▶ **Your objective**: Look for "kilometer" in each line of the entries, and return the matching lines.

▶ **Exercise inputs**:
* * *

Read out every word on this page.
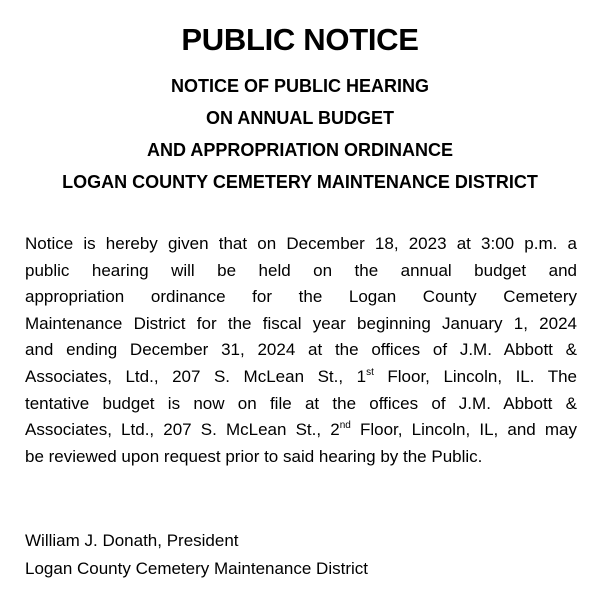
PUBLIC NOTICE
NOTICE OF PUBLIC HEARING
ON ANNUAL BUDGET
AND APPROPRIATION ORDINANCE
LOGAN COUNTY CEMETERY MAINTENANCE DISTRICT
Notice is hereby given that on December 18, 2023 at 3:00 p.m. a
public hearing will be held on the annual budget and
appropriation ordinance for the Logan County Cemetery
Maintenance District for the fiscal year beginning January 1, 2024
and ending December 31, 2024 at the offices of J.M. Abbott &
Associates, Ltd., 207 S. McLean St., 1st Floor, Lincoln, IL. The
tentative budget is now on file at the offices of J.M. Abbott &
Associates, Ltd., 207 S. McLean St., 2nd Floor, Lincoln, IL, and may
be reviewed upon request prior to said hearing by the Public.
William J. Donath, President
Logan County Cemetery Maintenance District
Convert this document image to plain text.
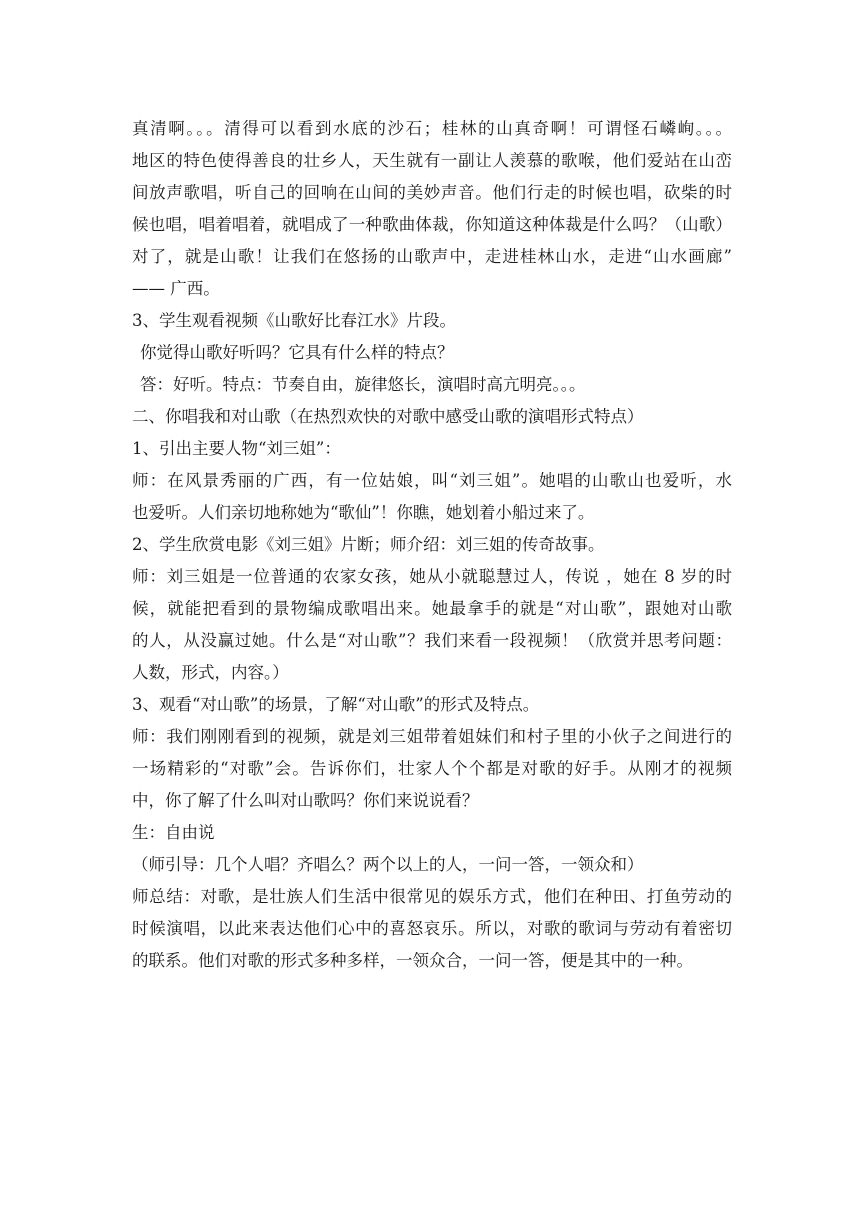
真清啊。。。清得可以看到水底的沙石；桂林的山真奇啊！可谓怪石嶙峋。。。
地区的特色使得善良的壮乡人，天生就有一副让人羡慕的歌喉，他们爱站在山峦
间放声歌唱，听自己的回响在山间的美妙声音。他们行走的时候也唱，砍柴的时
候也唱，唱着唱着，就唱成了一种歌曲体裁，你知道这种体裁是什么吗？（山歌）
对了，就是山歌！让我们在悠扬的山歌声中，走进桂林山水，走进“山水画廊”
—— 广西。
3、学生观看视频《山歌好比春江水》片段。
你觉得山歌好听吗？它具有什么样的特点？
答：好听。特点：节奏自由，旋律悠长，演唱时高亢明亮。。。
二、你唱我和对山歌（在热烈欢快的对歌中感受山歌的演唱形式特点）
1、引出主要人物“刘三姐”：
师：在风景秀丽的广西，有一位姑娘，叫“刘三姐”。她唱的山歌山也爱听，水
也爱听。人们亲切地称她为“歌仙”！你瞧，她划着小船过来了。
2、学生欣赏电影《刘三姐》片断；师介绍：刘三姐的传奇故事。
师：刘三姐是一位普通的农家女孩，她从小就聪慧过人，传说 ，她在 8 岁的时
候，就能把看到的景物编成歌唱出来。她最拿手的就是“对山歌”，跟她对山歌
的人，从没赢过她。什么是“对山歌”？我们来看一段视频！（欣赏并思考问题：
人数，形式，内容。）
3、观看“对山歌”的场景，了解“对山歌”的形式及特点。
师：我们刚刚看到的视频，就是刘三姐带着姐妹们和村子里的小伙子之间进行的
一场精彩的“对歌”会。告诉你们，壮家人个个都是对歌的好手。从刚才的视频
中，你了解了什么叫对山歌吗？你们来说说看？
生：自由说
（师引导：几个人唱？齐唱么？两个以上的人，一问一答，一领众和）
师总结：对歌，是壮族人们生活中很常见的娱乐方式，他们在种田、打鱼劳动的
时候演唱，以此来表达他们心中的喜怒哀乐。所以，对歌的歌词与劳动有着密切
的联系。他们对歌的形式多种多样，一领众合，一问一答，便是其中的一种。
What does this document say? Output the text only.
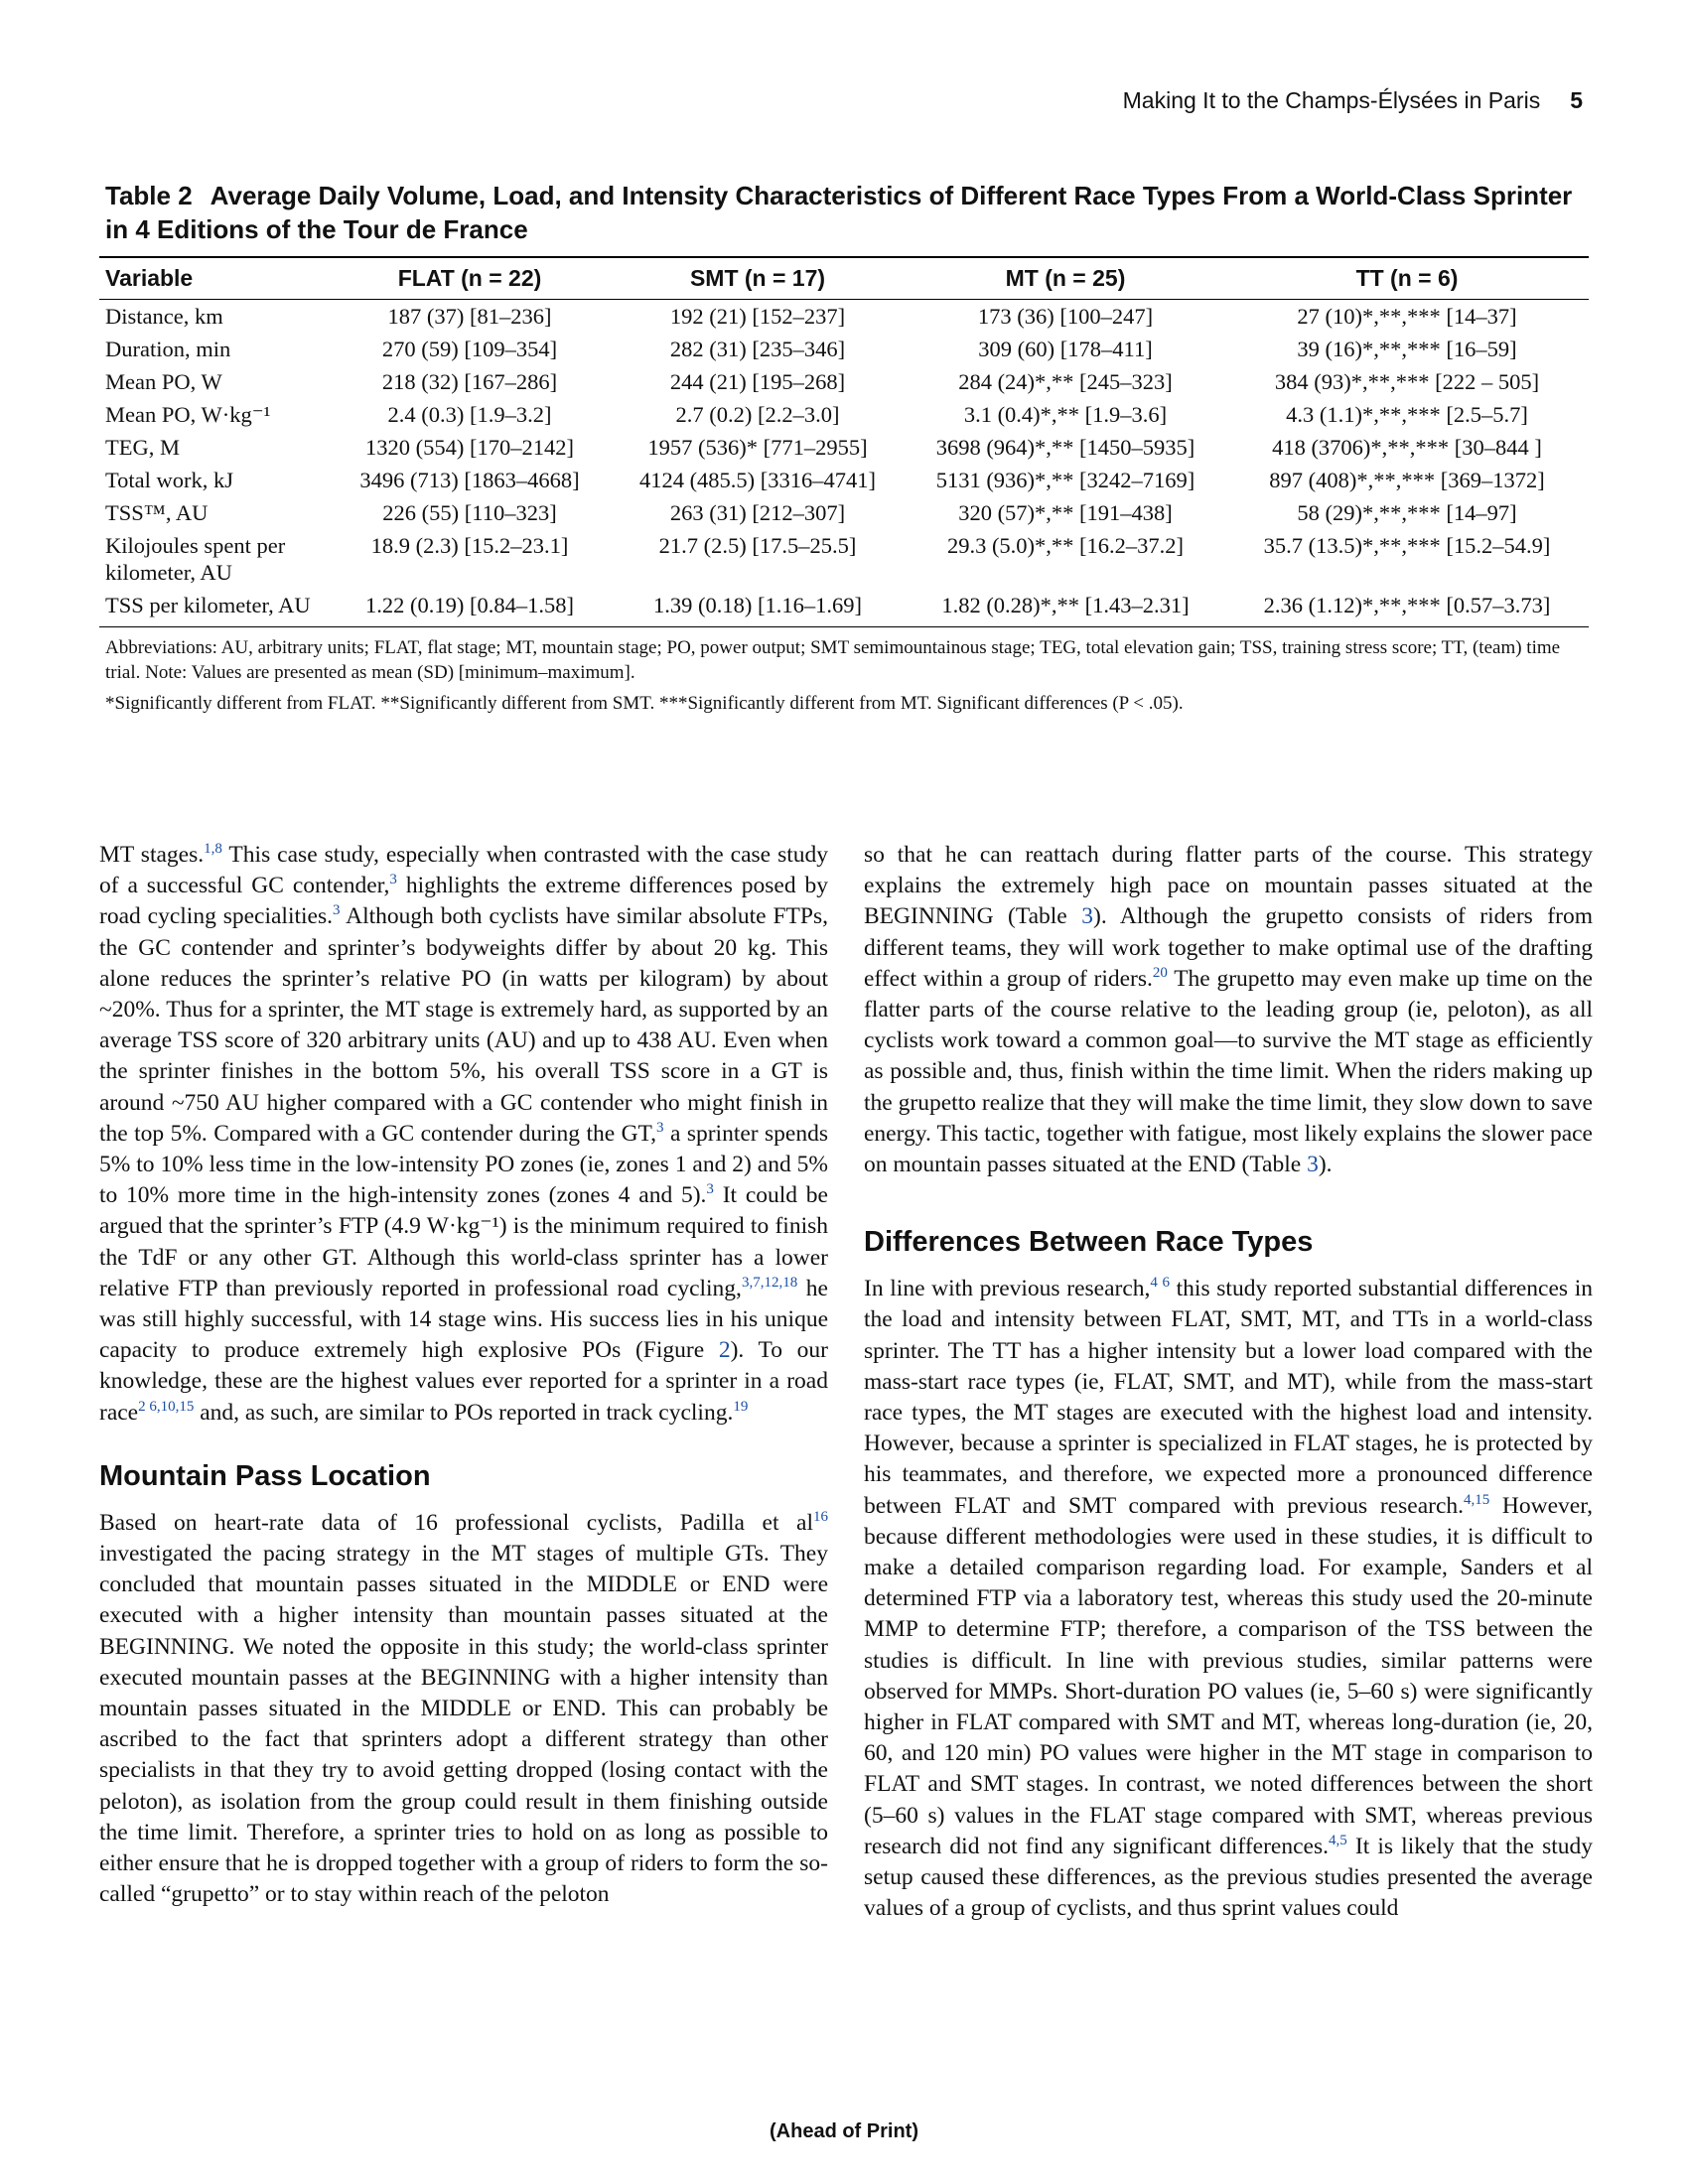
Making It to the Champs-Élysées in Paris 5
Table 2 Average Daily Volume, Load, and Intensity Characteristics of Different Race Types From a World-Class Sprinter in 4 Editions of the Tour de France
Variable	FLAT (n = 22)	SMT (n = 17)	MT (n = 25)	TT (n = 6)
Distance, km	187 (37) [81–236]	192 (21) [152–237]	173 (36) [100–247]	27 (10)*,**,*** [14–37]
Duration, min	270 (59) [109–354]	282 (31) [235–346]	309 (60) [178–411]	39 (16)*,**,*** [16–59]
Mean PO, W	218 (32) [167–286]	244 (21) [195–268]	284 (24)*,** [245–323]	384 (93)*,**,*** [222 – 505]
Mean PO, W·kg⁻¹	2.4 (0.3) [1.9–3.2]	2.7 (0.2) [2.2–3.0]	3.1 (0.4)*,** [1.9–3.6]	4.3 (1.1)*,**,*** [2.5–5.7]
TEG, M	1320 (554) [170–2142]	1957 (536)* [771–2955]	3698 (964)*,** [1450–5935]	418 (3706)*,**,*** [30–844 ]
Total work, kJ	3496 (713) [1863–4668]	4124 (485.5) [3316–4741]	5131 (936)*,** [3242–7169]	897 (408)*,**,*** [369–1372]
TSS™, AU	226 (55) [110–323]	263 (31) [212–307]	320 (57)*,** [191–438]	58 (29)*,**,*** [14–97]
Kilojoules spent per kilometer, AU	18.9 (2.3) [15.2–23.1]	21.7 (2.5) [17.5–25.5]	29.3 (5.0)*,** [16.2–37.2]	35.7 (13.5)*,**,*** [15.2–54.9]
TSS per kilometer, AU	1.22 (0.19) [0.84–1.58]	1.39 (0.18) [1.16–1.69]	1.82 (0.28)*,** [1.43–2.31]	2.36 (1.12)*,**,*** [0.57–3.73]

Abbreviations: AU, arbitrary units; FLAT, flat stage; MT, mountain stage; PO, power output; SMT semimountainous stage; TEG, total elevation gain; TSS, training stress score; TT, (team) time trial. Note: Values are presented as mean (SD) [minimum–maximum].

*Significantly different from FLAT. **Significantly different from SMT. ***Significantly different from MT. Significant differences (P < .05).

MT stages.$^{1,8}$ This case study, especially when contrasted with the case study of a successful GC contender,$^3$ highlights the extreme differences posed by road cycling specialities.$^3$ Although both cyclists have similar absolute FTPs, the GC contender and sprinter’s bodyweights differ by about 20 kg. This alone reduces the sprinter’s relative PO (in watts per kilogram) by about ~20%. Thus for a sprinter, the MT stage is extremely hard, as supported by an average TSS score of 320 arbitrary units (AU) and up to 438 AU. Even when the sprinter finishes in the bottom 5%, his overall TSS score in a GT is around ~750 AU higher compared with a GC contender who might finish in the top 5%. Compared with a GC contender during the GT,$^3$ a sprinter spends 5% to 10% less time in the low-intensity PO zones (ie, zones 1 and 2) and 5% to 10% more time in the high-intensity zones (zones 4 and 5).$^3$ It could be argued that the sprinter’s FTP (4.9 W·kg⁻¹) is the minimum required to finish the TdF or any other GT. Although this world-class sprinter has a lower relative FTP than previously reported in professional road cycling,$^{3,7,12,18}$ he was still highly successful, with 14 stage wins. His success lies in his unique capacity to produce extremely high explosive POs (Figure 2). To our knowledge, these are the highest values ever reported for a sprinter in a road race$^{2 6,10,15}$ and, as such, are similar to POs reported in track cycling.$^{19}$

Mountain Pass Location

Based on heart-rate data of 16 professional cyclists, Padilla et $al^{16}$ investigated the pacing strategy in the MT stages of multiple GTs. They concluded that mountain passes situated in the MIDDLE or END were executed with a higher intensity than mountain passes situated at the BEGINNING. We noted the opposite in this study; the world-class sprinter executed mountain passes at the BEGINNING with a higher intensity than mountain passes situated in the MIDDLE or END. This can probably be ascribed to the fact that sprinters adopt a different strategy than other specialists in that they try to avoid getting dropped (losing contact with the peloton), as isolation from the group could result in them finishing outside the time limit. Therefore, a sprinter tries to hold on as long as possible to either ensure that he is dropped together with a group of riders to form the so-called “grupetto” or to stay within reach of the peloton

so that he can reattach during flatter parts of the course. This strategy explains the extremely high pace on mountain passes situated at the BEGINNING (Table 3). Although the grupetto consists of riders from different teams, they will work together to make optimal use of the drafting effect within a group of riders.$^{20}$ The grupetto may even make up time on the flatter parts of the course relative to the leading group (ie, peloton), as all cyclists work toward a common goal—to survive the MT stage as efficiently as possible and, thus, finish within the time limit. When the riders making up the grupetto realize that they will make the time limit, they slow down to save energy. This tactic, together with fatigue, most likely explains the slower pace on mountain passes situated at the END (Table 3).

Differences Between Race Types

In line with previous research,$^{4 6}$ this study reported substantial differences in the load and intensity between FLAT, SMT, MT, and TTs in a world-class sprinter. The TT has a higher intensity but a lower load compared with the mass-start race types (ie, FLAT, SMT, and MT), while from the mass-start race types, the MT stages are executed with the highest load and intensity. However, because a sprinter is specialized in FLAT stages, he is protected by his teammates, and therefore, we expected more a pronounced difference between FLAT and SMT compared with previous research.$^{4,15}$ However, because different methodologies were used in these studies, it is difficult to make a detailed comparison regarding load. For example, Sanders et al determined FTP via a laboratory test, whereas this study used the 20-minute MMP to determine FTP; therefore, a comparison of the TSS between the studies is difficult. In line with previous studies, similar patterns were observed for MMPs. Short-duration PO values (ie, 5–60 s) were significantly higher in FLAT compared with SMT and MT, whereas long-duration (ie, 20, 60, and 120 min) PO values were higher in the MT stage in comparison to FLAT and SMT stages. In contrast, we noted differences between the short (5–60 s) values in the FLAT stage compared with SMT, whereas previous research did not find any significant differences.$^{4,5}$ It is likely that the study setup caused these differences, as the previous studies presented the average values of a group of cyclists, and thus sprint values could

(Ahead of Print)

* * *

▶ **Task answer**:
Kilojoules spent per kilometer, AU	18.9 (2.3) [15.2–23.1]	21.7 (2.5) [17.5–25.5]	29.3 (5.0)*,** [16.2–37.2]	35.7 (13.5)*,**,*** [15.2–54.9]
TSS per kilometer, AU	1.22 (0.19) [0.84–1.58]	1.39 (0.18) [1.16–1.69]	1.82 (0.28)*,** [1.43–2.31]	2.36 (1.12)*,**,*** [0.57–3.73]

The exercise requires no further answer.